+++ Data for the task

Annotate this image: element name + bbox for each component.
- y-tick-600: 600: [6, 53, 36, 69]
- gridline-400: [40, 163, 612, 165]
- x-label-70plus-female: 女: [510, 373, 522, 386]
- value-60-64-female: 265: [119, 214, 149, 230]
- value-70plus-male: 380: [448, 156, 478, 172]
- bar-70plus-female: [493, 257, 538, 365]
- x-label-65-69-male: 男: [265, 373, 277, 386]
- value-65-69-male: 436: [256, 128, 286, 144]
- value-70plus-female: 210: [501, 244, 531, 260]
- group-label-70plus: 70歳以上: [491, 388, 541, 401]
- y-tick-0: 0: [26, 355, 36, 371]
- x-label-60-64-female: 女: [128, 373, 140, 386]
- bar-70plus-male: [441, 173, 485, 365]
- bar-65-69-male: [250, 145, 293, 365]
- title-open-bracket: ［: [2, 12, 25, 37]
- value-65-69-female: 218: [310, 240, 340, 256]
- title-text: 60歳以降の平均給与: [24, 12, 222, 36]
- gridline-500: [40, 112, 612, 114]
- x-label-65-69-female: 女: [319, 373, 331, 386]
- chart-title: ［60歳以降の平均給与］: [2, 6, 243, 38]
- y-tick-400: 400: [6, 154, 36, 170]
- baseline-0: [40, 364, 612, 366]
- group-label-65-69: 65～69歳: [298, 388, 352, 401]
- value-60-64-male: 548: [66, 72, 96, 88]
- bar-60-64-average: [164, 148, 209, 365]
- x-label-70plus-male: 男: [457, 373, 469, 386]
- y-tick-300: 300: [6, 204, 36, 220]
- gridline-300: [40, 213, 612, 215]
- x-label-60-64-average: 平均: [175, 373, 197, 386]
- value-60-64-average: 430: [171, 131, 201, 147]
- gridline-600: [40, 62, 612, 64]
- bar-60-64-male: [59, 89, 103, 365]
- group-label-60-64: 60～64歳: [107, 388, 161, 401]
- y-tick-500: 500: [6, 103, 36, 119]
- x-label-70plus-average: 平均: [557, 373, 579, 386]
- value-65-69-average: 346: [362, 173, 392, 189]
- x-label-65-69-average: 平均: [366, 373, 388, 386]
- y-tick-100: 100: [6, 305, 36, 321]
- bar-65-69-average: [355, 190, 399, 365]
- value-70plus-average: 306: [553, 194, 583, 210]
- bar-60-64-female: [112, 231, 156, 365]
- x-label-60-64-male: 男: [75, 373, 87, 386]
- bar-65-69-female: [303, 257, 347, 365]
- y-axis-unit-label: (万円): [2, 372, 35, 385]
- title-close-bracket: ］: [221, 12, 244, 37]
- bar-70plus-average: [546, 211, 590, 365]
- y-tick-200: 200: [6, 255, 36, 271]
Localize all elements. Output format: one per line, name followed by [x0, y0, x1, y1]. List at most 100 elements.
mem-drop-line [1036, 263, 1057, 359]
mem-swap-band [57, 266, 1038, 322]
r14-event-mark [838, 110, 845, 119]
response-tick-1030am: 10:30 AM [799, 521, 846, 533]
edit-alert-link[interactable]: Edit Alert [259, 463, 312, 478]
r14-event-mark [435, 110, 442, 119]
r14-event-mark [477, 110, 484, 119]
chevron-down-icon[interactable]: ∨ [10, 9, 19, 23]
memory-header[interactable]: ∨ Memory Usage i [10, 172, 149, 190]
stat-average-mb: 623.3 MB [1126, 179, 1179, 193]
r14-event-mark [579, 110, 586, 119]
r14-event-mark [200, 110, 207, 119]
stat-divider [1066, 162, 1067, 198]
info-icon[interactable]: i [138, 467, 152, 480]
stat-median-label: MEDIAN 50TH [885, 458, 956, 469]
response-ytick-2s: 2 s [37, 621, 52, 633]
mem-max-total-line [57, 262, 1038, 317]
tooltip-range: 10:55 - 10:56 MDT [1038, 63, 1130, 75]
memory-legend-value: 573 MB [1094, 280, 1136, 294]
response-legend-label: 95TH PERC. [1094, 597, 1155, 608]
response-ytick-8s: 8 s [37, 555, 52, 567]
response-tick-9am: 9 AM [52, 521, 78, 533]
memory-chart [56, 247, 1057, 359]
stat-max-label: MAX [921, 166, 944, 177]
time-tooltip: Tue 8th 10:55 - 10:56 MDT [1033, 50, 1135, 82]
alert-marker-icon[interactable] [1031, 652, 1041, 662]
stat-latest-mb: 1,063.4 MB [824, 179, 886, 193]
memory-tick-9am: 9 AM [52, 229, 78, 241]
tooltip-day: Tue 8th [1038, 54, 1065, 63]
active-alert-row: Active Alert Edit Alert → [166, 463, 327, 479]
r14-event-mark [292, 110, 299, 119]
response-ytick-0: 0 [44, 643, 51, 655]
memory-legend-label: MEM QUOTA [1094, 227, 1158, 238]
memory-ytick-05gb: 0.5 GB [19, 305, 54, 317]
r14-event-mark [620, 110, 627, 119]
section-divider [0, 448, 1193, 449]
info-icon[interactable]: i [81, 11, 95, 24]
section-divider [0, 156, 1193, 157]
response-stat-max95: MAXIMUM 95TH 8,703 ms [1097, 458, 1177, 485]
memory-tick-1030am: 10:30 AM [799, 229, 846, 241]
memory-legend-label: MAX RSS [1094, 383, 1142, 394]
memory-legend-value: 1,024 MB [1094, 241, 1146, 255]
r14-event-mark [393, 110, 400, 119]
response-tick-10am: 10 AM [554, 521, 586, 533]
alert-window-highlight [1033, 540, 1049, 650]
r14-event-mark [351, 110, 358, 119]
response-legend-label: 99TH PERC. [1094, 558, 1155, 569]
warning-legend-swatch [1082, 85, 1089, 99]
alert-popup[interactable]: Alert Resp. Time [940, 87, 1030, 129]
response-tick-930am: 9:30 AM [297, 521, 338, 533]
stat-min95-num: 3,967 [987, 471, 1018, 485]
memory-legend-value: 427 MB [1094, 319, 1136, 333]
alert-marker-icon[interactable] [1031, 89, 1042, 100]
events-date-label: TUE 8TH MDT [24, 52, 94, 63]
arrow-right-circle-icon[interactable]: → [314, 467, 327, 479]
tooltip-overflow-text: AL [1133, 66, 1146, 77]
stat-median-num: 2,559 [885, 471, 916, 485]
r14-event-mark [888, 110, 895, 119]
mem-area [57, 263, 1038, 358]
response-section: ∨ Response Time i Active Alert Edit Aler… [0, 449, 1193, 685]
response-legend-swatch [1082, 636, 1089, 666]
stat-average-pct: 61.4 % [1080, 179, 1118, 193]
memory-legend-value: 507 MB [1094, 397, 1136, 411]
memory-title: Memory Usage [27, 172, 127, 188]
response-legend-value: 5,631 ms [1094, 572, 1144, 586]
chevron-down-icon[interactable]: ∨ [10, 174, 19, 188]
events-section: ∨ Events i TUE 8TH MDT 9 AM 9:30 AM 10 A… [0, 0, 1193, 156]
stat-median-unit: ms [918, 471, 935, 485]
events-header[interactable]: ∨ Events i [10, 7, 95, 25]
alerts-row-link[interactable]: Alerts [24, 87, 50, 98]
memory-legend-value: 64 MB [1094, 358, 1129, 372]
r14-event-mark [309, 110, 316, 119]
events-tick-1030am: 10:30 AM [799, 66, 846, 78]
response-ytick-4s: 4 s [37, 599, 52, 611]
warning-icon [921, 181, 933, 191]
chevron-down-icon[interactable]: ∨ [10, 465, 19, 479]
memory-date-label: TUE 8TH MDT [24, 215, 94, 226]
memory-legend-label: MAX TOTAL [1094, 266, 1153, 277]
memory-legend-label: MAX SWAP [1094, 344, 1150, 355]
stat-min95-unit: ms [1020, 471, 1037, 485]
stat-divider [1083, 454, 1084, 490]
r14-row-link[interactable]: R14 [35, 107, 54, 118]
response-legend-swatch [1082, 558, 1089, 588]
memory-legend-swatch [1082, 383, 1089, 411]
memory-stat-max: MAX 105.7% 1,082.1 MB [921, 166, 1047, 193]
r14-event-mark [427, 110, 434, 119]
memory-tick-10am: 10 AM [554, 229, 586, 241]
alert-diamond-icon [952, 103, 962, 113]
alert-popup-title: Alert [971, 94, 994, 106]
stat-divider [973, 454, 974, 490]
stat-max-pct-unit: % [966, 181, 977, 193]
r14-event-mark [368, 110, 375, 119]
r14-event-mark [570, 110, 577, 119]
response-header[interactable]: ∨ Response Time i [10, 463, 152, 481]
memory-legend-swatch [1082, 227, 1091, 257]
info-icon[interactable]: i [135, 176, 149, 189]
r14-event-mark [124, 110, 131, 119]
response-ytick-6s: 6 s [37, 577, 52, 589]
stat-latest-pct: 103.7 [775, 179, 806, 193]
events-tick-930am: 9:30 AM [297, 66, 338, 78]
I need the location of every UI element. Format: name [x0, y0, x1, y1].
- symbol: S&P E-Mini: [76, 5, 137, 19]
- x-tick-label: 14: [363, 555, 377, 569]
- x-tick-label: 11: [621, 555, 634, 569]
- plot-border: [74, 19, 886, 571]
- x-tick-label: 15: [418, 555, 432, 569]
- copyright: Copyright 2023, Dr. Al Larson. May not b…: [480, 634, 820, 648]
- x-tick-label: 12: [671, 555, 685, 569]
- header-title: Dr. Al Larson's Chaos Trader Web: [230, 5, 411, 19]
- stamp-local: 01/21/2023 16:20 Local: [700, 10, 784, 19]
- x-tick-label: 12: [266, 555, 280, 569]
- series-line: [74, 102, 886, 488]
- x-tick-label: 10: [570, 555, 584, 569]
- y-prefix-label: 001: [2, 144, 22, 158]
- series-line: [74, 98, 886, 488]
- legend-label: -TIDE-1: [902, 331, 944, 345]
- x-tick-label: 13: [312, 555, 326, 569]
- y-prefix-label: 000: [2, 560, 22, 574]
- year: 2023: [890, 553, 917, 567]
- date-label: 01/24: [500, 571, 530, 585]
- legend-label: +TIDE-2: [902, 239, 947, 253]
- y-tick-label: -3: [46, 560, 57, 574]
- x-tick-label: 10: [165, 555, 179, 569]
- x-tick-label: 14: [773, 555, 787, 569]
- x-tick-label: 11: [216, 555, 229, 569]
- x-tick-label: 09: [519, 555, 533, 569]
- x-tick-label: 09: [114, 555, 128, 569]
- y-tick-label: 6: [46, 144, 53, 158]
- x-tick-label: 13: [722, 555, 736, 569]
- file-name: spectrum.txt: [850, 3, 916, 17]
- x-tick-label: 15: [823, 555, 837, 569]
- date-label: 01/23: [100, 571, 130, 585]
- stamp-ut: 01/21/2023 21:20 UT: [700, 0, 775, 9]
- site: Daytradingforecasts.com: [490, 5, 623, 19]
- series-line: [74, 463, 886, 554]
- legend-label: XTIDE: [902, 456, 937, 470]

++++++

Update the part of the listing that opens with its first line and closes with the line containing "- x-label-65-69-male: 男: [265, 373, 277, 386]", inclusive. Replace "bbox" with "bounding box" and leave everything else unchanged.

Annotate this image: element name + bounding box for each component.
- y-tick-600: 600: [6, 53, 36, 69]
- gridline-400: [40, 163, 612, 165]
- x-label-70plus-female: 女: [510, 373, 522, 386]
- value-60-64-female: 265: [119, 214, 149, 230]
- value-70plus-male: 380: [448, 156, 478, 172]
- bar-70plus-female: [493, 257, 538, 365]
- x-label-65-69-male: 男: [265, 373, 277, 386]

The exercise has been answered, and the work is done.